DIRECTIONS FOR THIS TASK:
Retype each entry below exactly as it stands.

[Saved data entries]
-----

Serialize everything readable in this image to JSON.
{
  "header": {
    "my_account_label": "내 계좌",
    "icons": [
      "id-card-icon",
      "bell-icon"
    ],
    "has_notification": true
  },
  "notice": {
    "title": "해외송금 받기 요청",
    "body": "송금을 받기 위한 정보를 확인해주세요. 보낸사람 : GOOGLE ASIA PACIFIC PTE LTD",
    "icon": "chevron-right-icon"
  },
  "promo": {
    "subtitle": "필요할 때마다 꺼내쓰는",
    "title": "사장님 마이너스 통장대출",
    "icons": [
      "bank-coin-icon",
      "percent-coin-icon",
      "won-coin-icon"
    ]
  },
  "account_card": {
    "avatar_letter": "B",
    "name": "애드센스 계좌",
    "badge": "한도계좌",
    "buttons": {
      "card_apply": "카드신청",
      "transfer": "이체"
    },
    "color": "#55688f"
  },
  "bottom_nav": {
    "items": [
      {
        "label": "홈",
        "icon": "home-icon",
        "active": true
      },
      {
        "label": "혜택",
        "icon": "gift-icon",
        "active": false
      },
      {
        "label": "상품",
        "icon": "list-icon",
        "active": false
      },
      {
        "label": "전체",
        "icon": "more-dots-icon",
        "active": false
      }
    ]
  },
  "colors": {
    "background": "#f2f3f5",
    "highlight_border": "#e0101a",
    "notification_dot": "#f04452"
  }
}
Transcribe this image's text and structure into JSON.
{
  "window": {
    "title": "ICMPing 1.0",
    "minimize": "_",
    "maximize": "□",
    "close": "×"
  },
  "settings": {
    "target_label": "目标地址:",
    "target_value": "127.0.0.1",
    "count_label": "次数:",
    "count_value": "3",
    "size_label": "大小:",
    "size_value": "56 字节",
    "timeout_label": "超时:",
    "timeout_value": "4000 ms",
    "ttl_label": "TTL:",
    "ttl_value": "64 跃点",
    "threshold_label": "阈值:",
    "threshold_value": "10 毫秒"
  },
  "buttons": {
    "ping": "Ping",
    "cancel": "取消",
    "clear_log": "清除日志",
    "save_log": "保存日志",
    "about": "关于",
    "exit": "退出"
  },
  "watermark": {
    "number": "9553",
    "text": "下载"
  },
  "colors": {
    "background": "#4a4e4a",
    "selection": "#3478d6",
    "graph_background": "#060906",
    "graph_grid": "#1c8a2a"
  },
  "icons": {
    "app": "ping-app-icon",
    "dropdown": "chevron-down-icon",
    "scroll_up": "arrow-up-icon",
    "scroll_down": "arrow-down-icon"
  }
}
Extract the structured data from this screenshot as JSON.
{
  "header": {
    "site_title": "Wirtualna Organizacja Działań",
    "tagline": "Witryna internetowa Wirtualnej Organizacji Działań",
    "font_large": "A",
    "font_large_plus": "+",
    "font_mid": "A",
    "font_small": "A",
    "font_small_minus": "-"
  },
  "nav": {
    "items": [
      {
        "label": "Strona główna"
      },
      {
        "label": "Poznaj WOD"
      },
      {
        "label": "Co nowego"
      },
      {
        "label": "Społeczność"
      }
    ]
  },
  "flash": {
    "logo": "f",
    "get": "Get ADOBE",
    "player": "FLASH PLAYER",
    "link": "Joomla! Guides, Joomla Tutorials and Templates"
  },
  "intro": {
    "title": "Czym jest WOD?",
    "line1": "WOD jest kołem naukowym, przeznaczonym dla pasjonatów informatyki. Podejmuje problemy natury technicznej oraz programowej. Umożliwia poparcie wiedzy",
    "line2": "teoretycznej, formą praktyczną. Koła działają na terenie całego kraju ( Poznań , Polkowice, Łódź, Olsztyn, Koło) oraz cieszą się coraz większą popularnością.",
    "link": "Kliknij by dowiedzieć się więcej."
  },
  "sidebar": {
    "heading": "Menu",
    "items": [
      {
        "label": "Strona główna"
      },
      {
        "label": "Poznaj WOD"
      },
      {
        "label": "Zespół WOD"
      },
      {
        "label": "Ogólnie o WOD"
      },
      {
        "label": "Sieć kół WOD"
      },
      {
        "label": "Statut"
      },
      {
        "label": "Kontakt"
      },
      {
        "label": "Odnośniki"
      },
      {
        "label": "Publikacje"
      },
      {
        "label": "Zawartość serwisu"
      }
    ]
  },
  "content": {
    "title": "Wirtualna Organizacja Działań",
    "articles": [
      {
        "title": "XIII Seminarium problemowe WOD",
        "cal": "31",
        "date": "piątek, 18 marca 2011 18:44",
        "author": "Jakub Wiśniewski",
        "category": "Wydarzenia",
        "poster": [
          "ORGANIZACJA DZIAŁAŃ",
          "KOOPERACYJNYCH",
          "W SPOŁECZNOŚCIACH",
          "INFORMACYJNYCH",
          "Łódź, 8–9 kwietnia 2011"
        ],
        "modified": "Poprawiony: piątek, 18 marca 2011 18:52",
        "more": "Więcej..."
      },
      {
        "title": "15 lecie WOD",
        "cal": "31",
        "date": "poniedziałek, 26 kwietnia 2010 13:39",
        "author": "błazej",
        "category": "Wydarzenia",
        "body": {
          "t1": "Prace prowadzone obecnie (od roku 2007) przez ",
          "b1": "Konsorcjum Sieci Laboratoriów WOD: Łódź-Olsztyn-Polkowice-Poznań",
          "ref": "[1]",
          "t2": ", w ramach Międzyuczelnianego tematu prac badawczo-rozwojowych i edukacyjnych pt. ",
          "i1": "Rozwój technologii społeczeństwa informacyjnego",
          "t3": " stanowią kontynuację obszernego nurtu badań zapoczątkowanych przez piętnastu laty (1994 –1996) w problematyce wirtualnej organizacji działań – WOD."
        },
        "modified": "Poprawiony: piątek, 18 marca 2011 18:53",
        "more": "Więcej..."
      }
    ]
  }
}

-----

FULL SOLUTION:
Serialize everything readable in this image to JSON.
{
  "header": {
    "my_account_label": "내 계좌",
    "icons": [
      "id-card-icon",
      "bell-icon"
    ],
    "has_notification": true
  },
  "notice": {
    "title": "해외송금 받기 요청",
    "body": "송금을 받기 위한 정보를 확인해주세요. 보낸사람 : GOOGLE ASIA PACIFIC PTE LTD",
    "icon": "chevron-right-icon"
  },
  "promo": {
    "subtitle": "필요할 때마다 꺼내쓰는",
    "title": "사장님 마이너스 통장대출",
    "icons": [
      "bank-coin-icon",
      "percent-coin-icon",
      "won-coin-icon"
    ]
  },
  "account_card": {
    "avatar_letter": "B",
    "name": "애드센스 계좌",
    "badge": "한도계좌",
    "buttons": {
      "card_apply": "카드신청",
      "transfer": "이체"
    },
    "color": "#55688f"
  },
  "bottom_nav": {
    "items": [
      {
        "label": "홈",
        "icon": "home-icon",
        "active": true
      },
      {
        "label": "혜택",
        "icon": "gift-icon",
        "active": false
      },
      {
        "label": "상품",
        "icon": "list-icon",
        "active": false
      },
      {
        "label": "전체",
        "icon": "more-dots-icon",
        "active": false
      }
    ]
  },
  "colors": {
    "background": "#f2f3f5",
    "highlight_border": "#e0101a",
    "notification_dot": "#f04452"
  }
}
Transcribe this image's text and structure into JSON.
{
  "window": {
    "title": "ICMPing 1.0",
    "minimize": "_",
    "maximize": "□",
    "close": "×"
  },
  "settings": {
    "target_label": "目标地址:",
    "target_value": "127.0.0.1",
    "count_label": "次数:",
    "count_value": "3",
    "size_label": "大小:",
    "size_value": "56 字节",
    "timeout_label": "超时:",
    "timeout_value": "4000 ms",
    "ttl_label": "TTL:",
    "ttl_value": "64 跃点",
    "threshold_label": "阈值:",
    "threshold_value": "10 毫秒"
  },
  "buttons": {
    "ping": "Ping",
    "cancel": "取消",
    "clear_log": "清除日志",
    "save_log": "保存日志",
    "about": "关于",
    "exit": "退出"
  },
  "watermark": {
    "number": "9553",
    "text": "下载"
  },
  "colors": {
    "background": "#4a4e4a",
    "selection": "#3478d6",
    "graph_background": "#060906",
    "graph_grid": "#1c8a2a"
  },
  "icons": {
    "app": "ping-app-icon",
    "dropdown": "chevron-down-icon",
    "scroll_up": "arrow-up-icon",
    "scroll_down": "arrow-down-icon"
  }
}
Extract the structured data from this screenshot as JSON.
{
  "header": {
    "site_title": "Wirtualna Organizacja Działań",
    "tagline": "Witryna internetowa Wirtualnej Organizacji Działań",
    "font_large": "A",
    "font_large_plus": "+",
    "font_mid": "A",
    "font_small": "A",
    "font_small_minus": "-"
  },
  "nav": {
    "items": [
      {
        "label": "Strona główna"
      },
      {
        "label": "Poznaj WOD"
      },
      {
        "label": "Co nowego"
      },
      {
        "label": "Społeczność"
      }
    ]
  },
  "flash": {
    "logo": "f",
    "get": "Get ADOBE",
    "player": "FLASH PLAYER",
    "link": "Joomla! Guides, Joomla Tutorials and Templates"
  },
  "intro": {
    "title": "Czym jest WOD?",
    "line1": "WOD jest kołem naukowym, przeznaczonym dla pasjonatów informatyki. Podejmuje problemy natury technicznej oraz programowej. Umożliwia poparcie wiedzy",
    "line2": "teoretycznej, formą praktyczną. Koła działają na terenie całego kraju ( Poznań , Polkowice, Łódź, Olsztyn, Koło) oraz cieszą się coraz większą popularnością.",
    "link": "Kliknij by dowiedzieć się więcej."
  },
  "sidebar": {
    "heading": "Menu",
    "items": [
      {
        "label": "Strona główna"
      },
      {
        "label": "Poznaj WOD"
      },
      {
        "label": "Zespół WOD"
      },
      {
        "label": "Ogólnie o WOD"
      },
      {
        "label": "Sieć kół WOD"
      },
      {
        "label": "Statut"
      },
      {
        "label": "Kontakt"
      },
      {
        "label": "Odnośniki"
      },
      {
        "label": "Publikacje"
      },
      {
        "label": "Zawartość serwisu"
      }
    ]
  },
  "content": {
    "title": "Wirtualna Organizacja Działań",
    "articles": [
      {
        "title": "XIII Seminarium problemowe WOD",
        "cal": "31",
        "date": "piątek, 18 marca 2011 18:44",
        "author": "Jakub Wiśniewski",
        "category": "Wydarzenia",
        "poster": [
          "ORGANIZACJA DZIAŁAŃ",
          "KOOPERACYJNYCH",
          "W SPOŁECZNOŚCIACH",
          "INFORMACYJNYCH",
          "Łódź, 8–9 kwietnia 2011"
        ],
        "modified": "Poprawiony: piątek, 18 marca 2011 18:52",
        "more": "Więcej..."
      },
      {
        "title": "15 lecie WOD",
        "cal": "31",
        "date": "poniedziałek, 26 kwietnia 2010 13:39",
        "author": "błazej",
        "category": "Wydarzenia",
        "body": {
          "t1": "Prace prowadzone obecnie (od roku 2007) przez ",
          "b1": "Konsorcjum Sieci Laboratoriów WOD: Łódź-Olsztyn-Polkowice-Poznań",
          "ref": "[1]",
          "t2": ", w ramach Międzyuczelnianego tematu prac badawczo-rozwojowych i edukacyjnych pt. ",
          "i1": "Rozwój technologii społeczeństwa informacyjnego",
          "t3": " stanowią kontynuację obszernego nurtu badań zapoczątkowanych przez piętnastu laty (1994 –1996) w problematyce wirtualnej organizacji działań – WOD."
        },
        "modified": "Poprawiony: piątek, 18 marca 2011 18:53",
        "more": "Więcej..."
      }
    ]
  }
}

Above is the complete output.